Dataset excerpts:

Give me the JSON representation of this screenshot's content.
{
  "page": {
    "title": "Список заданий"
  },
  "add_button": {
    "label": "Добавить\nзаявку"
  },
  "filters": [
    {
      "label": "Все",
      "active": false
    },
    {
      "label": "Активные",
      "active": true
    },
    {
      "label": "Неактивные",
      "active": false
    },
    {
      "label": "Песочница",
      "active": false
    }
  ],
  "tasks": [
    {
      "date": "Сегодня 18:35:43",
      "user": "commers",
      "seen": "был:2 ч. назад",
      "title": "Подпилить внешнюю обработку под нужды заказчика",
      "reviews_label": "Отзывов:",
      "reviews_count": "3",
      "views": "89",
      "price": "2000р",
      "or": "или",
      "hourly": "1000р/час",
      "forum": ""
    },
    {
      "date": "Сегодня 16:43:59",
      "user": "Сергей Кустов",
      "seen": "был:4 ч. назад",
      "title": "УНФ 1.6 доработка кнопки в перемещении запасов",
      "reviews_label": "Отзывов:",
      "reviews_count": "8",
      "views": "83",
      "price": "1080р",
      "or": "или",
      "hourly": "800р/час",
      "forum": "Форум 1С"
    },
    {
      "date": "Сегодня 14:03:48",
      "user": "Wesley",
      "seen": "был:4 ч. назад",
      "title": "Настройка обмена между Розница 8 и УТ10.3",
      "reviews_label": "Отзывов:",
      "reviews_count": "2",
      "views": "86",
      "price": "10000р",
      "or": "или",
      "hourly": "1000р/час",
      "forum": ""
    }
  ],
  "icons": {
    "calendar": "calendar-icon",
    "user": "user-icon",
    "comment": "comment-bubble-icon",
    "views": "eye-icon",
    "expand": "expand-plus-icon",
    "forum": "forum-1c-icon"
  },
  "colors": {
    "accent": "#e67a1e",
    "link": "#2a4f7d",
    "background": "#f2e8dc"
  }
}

> [What you need to do] Which lines hold the string "title"? List them all.

> [Solved exercise]
    "title": "Список заданий"
      "title": "Подпилить внешнюю обработку под нужды заказчика",
      "title": "УНФ 1.6 доработка кнопки в перемещении запасов",
      "title": "Настройка обмена между Розница 8 и УТ10.3",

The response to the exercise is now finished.